* [REQUEST]: Lines containing the word "here" are to be counted; state their number and nothing further.

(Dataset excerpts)
- - - - - - -

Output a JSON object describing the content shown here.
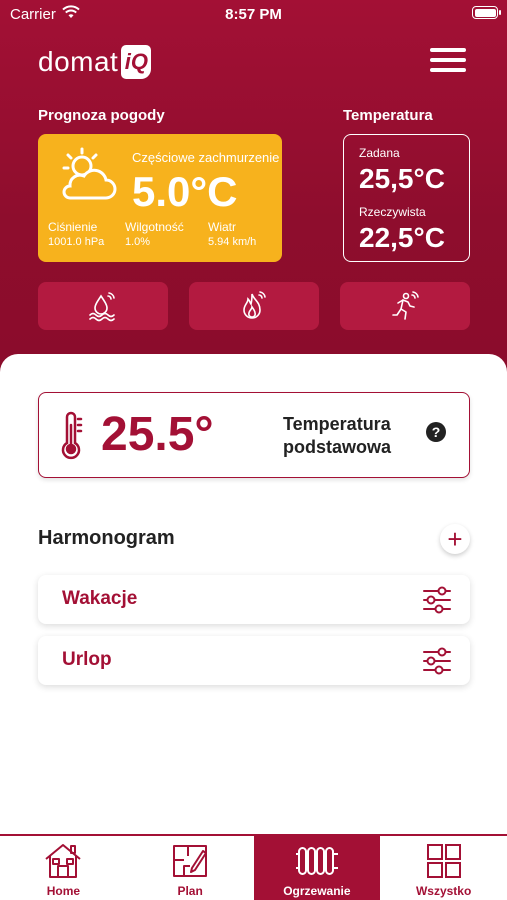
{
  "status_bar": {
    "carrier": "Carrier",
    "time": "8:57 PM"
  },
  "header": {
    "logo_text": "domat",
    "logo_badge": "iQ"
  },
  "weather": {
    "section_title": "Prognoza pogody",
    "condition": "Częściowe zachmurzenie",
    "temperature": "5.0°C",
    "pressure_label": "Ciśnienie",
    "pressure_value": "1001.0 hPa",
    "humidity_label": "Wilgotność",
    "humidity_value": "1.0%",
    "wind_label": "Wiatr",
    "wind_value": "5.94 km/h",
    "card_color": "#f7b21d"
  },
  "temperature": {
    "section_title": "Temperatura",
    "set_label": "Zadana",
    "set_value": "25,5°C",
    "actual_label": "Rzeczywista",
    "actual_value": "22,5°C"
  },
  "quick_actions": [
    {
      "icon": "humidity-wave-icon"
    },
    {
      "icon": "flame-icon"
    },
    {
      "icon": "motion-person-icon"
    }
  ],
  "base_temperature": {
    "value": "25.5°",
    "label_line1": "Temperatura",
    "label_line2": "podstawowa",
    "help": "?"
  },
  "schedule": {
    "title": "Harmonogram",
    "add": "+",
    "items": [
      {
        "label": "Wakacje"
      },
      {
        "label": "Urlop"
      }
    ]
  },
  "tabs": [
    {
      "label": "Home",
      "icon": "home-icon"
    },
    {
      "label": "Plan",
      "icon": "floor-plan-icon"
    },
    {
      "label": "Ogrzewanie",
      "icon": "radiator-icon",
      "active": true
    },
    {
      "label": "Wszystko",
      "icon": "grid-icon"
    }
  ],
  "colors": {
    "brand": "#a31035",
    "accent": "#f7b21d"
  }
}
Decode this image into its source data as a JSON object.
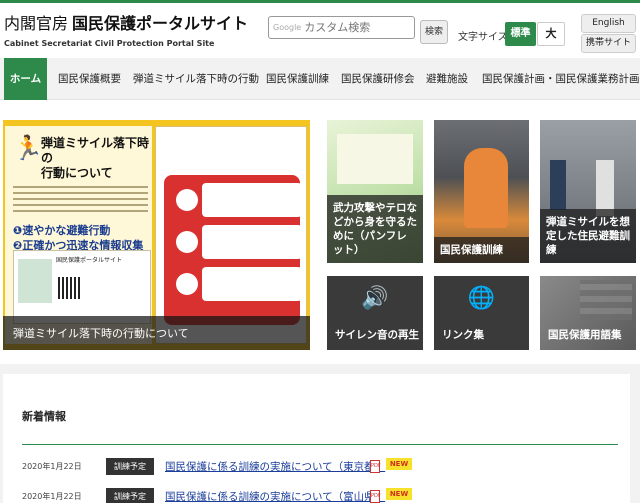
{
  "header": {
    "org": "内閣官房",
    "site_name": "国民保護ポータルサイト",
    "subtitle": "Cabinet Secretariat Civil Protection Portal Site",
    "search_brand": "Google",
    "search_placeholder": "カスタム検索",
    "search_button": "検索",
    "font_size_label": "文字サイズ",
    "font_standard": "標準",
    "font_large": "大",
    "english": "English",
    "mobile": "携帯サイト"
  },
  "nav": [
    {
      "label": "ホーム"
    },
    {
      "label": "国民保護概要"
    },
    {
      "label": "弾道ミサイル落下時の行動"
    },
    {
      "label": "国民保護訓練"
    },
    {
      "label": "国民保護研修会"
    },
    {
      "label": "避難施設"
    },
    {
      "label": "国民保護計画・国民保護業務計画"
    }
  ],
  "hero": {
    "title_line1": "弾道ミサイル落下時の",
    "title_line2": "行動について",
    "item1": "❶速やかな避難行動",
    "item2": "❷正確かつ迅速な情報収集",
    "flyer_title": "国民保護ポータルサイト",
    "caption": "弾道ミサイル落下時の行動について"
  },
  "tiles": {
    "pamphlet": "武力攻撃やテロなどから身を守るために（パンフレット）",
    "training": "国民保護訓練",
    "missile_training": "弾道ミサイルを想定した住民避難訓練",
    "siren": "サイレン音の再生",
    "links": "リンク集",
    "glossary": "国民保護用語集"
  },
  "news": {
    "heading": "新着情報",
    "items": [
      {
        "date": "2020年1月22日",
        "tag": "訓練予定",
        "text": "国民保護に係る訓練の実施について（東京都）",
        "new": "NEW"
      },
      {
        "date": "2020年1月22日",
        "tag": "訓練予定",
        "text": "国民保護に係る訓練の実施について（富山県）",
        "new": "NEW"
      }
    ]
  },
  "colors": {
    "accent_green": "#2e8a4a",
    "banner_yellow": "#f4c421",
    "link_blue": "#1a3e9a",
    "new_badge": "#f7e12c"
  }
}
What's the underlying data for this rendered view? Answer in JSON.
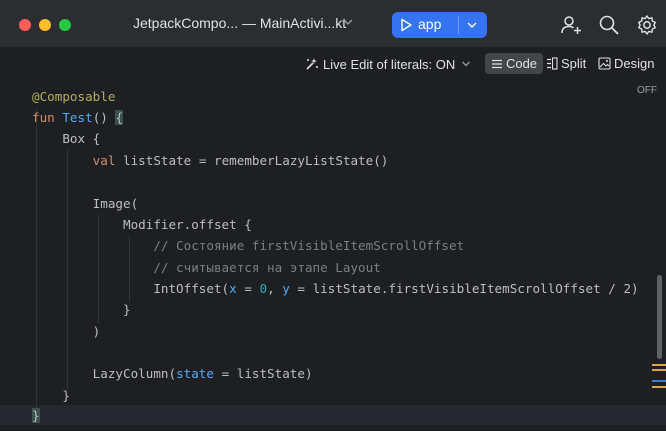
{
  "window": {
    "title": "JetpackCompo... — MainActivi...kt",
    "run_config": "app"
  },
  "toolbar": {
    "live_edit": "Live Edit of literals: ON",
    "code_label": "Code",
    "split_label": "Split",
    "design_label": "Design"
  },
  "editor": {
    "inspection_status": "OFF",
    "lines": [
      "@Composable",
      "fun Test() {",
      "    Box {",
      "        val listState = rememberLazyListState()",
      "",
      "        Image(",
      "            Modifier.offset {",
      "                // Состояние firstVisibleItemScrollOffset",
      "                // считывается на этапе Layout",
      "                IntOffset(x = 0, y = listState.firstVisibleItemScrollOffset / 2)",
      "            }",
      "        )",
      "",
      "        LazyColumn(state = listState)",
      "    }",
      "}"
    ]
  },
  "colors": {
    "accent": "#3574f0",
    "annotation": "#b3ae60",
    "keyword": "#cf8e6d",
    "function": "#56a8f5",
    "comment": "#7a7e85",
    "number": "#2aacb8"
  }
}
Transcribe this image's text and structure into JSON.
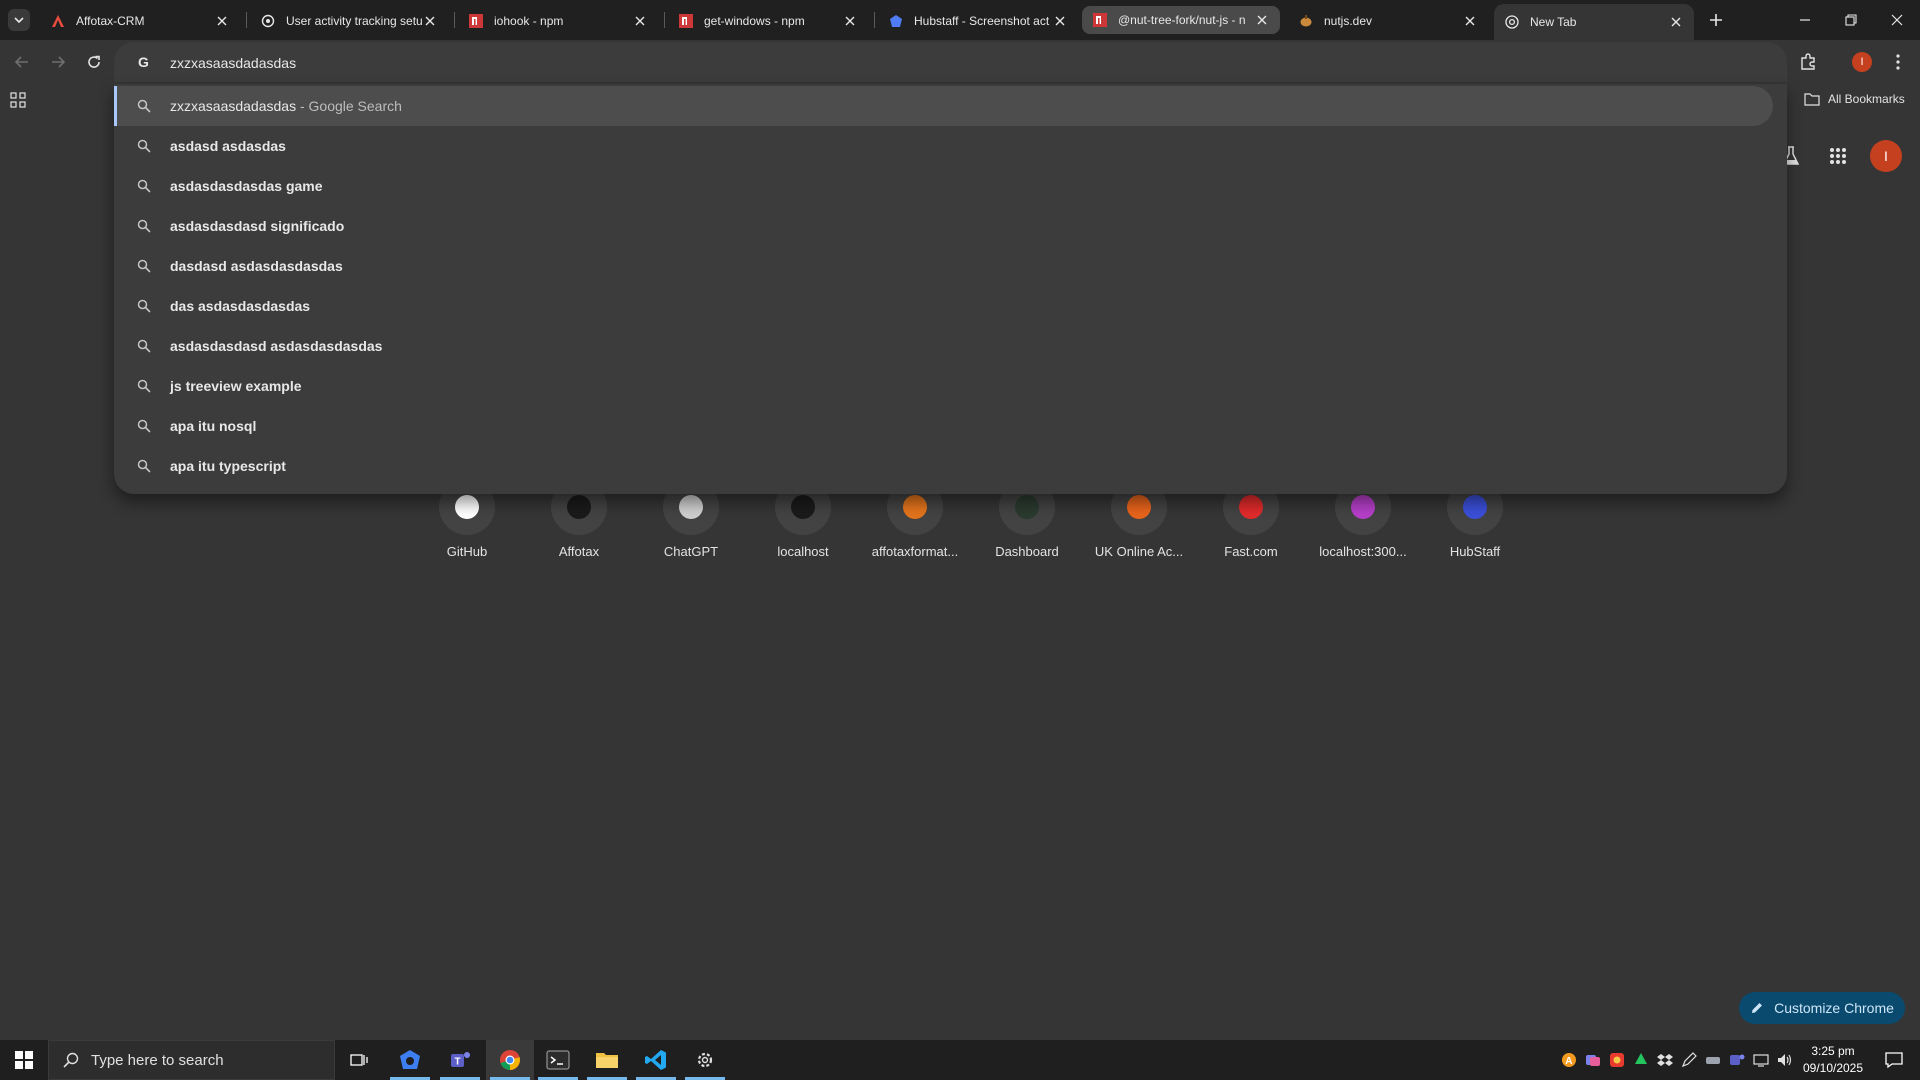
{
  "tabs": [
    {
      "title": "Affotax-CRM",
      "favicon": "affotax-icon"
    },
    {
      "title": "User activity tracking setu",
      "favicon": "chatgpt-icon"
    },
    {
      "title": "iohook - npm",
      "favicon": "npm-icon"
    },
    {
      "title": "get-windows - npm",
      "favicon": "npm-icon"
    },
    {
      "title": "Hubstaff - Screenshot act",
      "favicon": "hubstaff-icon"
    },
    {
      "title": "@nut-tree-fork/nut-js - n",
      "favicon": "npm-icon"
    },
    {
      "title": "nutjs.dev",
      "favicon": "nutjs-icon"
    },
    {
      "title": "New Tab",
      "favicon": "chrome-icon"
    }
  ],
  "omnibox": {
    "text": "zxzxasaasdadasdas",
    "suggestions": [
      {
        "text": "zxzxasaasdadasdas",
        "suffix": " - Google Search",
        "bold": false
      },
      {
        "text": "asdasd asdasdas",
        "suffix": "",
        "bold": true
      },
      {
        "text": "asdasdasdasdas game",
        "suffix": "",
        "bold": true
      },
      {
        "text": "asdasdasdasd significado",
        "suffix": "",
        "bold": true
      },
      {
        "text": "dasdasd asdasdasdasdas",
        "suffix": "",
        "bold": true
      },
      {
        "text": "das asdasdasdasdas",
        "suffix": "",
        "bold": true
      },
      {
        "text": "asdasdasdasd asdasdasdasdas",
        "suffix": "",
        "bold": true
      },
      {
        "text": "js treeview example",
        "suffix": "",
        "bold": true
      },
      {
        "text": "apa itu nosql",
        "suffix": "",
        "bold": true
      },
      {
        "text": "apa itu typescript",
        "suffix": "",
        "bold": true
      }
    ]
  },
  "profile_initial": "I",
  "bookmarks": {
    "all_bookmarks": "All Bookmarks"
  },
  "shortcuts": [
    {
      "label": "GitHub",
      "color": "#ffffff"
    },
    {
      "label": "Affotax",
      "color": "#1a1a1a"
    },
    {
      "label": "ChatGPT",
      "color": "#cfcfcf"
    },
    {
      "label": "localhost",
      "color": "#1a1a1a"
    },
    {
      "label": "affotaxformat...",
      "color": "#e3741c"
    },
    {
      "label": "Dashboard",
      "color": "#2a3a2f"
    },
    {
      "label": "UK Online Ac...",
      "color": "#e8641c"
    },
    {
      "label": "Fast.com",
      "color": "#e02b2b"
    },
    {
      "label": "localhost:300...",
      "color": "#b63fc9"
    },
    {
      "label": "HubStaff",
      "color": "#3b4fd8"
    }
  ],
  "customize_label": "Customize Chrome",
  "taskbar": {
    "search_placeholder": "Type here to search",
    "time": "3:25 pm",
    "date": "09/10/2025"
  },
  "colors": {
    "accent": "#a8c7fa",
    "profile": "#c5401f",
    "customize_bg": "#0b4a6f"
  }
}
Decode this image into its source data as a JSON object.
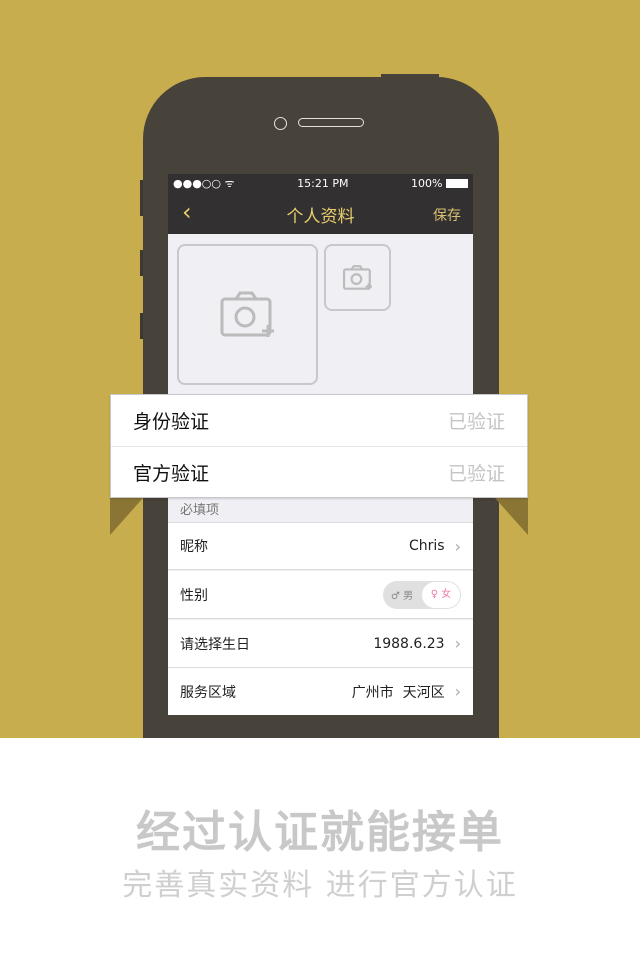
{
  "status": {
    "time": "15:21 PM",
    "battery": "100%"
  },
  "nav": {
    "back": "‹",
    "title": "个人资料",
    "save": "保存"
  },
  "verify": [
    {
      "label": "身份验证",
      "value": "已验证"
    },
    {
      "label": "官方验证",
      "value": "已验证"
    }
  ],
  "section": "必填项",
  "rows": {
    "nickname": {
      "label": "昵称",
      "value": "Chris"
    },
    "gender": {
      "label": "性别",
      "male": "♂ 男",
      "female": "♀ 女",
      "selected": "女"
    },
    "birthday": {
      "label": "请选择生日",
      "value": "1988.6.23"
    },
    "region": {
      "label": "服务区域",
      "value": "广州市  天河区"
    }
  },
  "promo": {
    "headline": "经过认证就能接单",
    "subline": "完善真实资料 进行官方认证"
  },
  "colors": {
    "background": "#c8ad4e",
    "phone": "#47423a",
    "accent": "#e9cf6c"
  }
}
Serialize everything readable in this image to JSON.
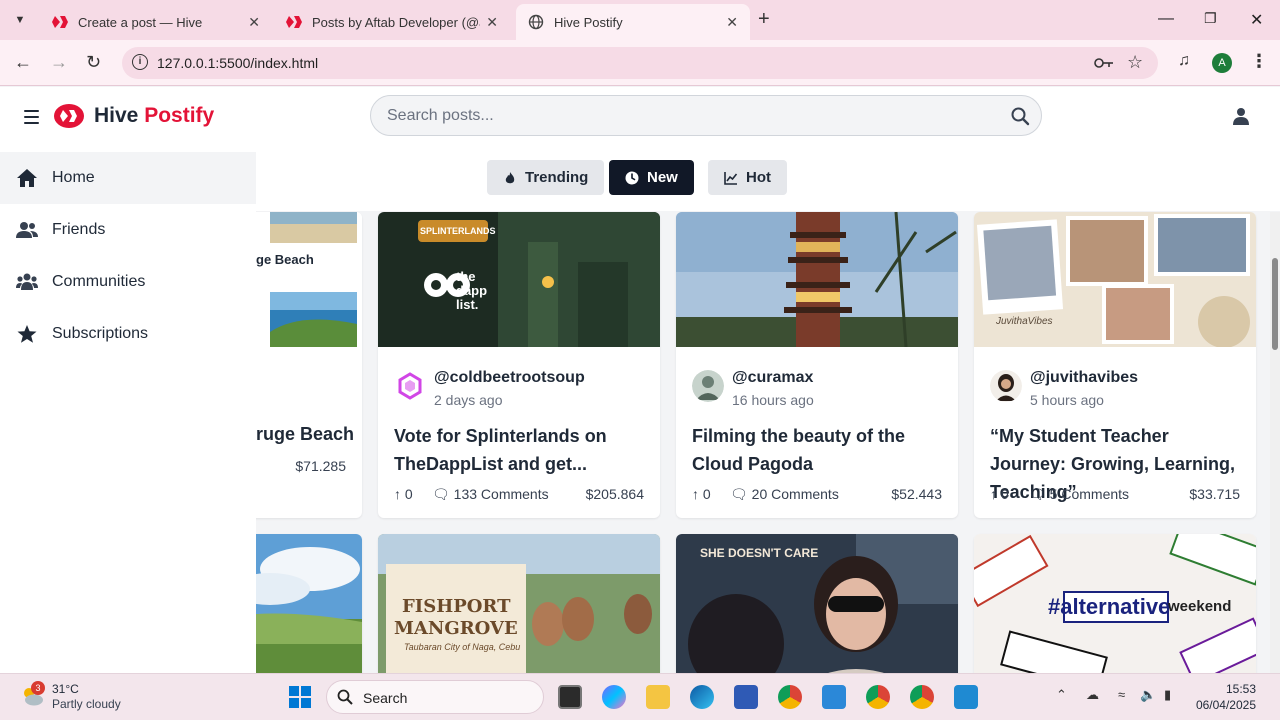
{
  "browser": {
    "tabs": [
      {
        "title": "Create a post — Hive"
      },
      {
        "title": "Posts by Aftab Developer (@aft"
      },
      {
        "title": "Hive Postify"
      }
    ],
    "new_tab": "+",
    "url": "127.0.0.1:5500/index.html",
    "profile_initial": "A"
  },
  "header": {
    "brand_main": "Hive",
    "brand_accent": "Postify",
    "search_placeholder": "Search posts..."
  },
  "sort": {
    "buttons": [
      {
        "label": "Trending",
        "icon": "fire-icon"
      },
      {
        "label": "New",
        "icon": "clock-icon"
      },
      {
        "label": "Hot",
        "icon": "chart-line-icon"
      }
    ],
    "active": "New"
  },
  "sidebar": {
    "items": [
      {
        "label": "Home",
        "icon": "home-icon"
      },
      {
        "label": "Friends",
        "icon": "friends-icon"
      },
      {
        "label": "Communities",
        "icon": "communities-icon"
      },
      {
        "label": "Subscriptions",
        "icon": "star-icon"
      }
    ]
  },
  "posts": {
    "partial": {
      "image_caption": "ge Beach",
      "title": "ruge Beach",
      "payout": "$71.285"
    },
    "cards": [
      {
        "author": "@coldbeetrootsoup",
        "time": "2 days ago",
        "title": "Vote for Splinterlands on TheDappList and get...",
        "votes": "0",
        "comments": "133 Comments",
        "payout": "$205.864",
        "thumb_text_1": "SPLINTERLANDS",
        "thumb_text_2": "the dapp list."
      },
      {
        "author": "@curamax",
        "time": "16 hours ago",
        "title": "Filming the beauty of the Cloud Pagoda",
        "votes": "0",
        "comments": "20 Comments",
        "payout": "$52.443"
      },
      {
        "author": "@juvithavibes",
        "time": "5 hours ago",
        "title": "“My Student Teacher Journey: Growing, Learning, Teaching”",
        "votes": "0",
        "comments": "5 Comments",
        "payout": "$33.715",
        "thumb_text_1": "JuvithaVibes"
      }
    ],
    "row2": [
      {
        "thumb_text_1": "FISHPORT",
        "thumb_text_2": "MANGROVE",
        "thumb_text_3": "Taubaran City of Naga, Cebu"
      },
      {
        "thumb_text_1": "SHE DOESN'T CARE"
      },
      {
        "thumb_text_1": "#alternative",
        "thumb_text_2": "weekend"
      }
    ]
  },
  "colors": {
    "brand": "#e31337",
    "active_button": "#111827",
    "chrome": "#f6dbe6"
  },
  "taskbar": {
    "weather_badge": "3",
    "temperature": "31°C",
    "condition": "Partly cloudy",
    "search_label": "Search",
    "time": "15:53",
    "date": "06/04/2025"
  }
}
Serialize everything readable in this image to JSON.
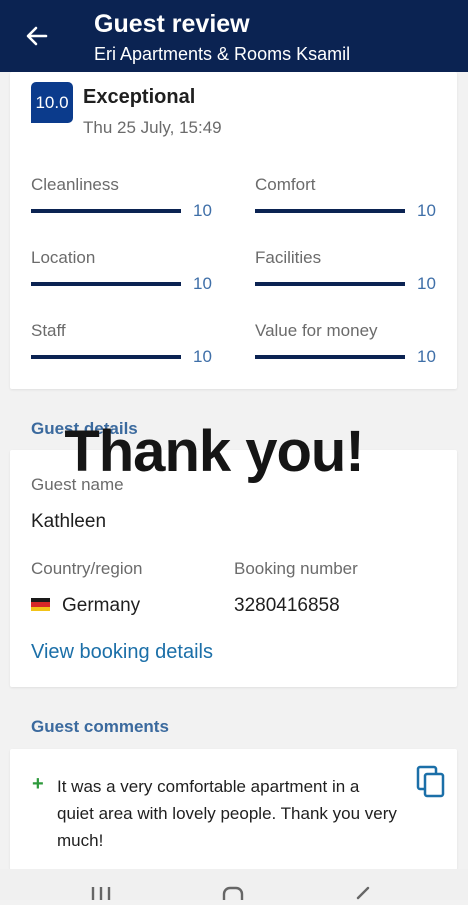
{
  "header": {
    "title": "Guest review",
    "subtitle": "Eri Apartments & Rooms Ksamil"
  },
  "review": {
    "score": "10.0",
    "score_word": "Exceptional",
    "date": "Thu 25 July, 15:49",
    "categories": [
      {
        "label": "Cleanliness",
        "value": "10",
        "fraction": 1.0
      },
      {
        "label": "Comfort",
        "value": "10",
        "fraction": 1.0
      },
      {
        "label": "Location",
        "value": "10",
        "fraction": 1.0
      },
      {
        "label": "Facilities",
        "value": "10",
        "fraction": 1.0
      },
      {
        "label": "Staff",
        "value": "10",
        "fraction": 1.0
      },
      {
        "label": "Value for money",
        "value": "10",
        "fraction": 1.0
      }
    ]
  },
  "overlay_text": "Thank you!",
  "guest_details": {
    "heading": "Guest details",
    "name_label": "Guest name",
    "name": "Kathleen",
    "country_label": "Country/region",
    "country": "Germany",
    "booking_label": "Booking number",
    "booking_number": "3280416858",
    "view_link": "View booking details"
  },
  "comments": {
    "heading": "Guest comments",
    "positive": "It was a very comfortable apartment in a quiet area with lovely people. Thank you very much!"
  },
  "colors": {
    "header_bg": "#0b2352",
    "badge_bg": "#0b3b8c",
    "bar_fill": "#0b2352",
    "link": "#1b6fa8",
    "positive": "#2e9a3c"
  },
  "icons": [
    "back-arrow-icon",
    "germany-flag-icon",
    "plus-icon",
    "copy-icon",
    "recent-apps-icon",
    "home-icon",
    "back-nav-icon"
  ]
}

- - - - - - -

* [TASK RESULT]: 2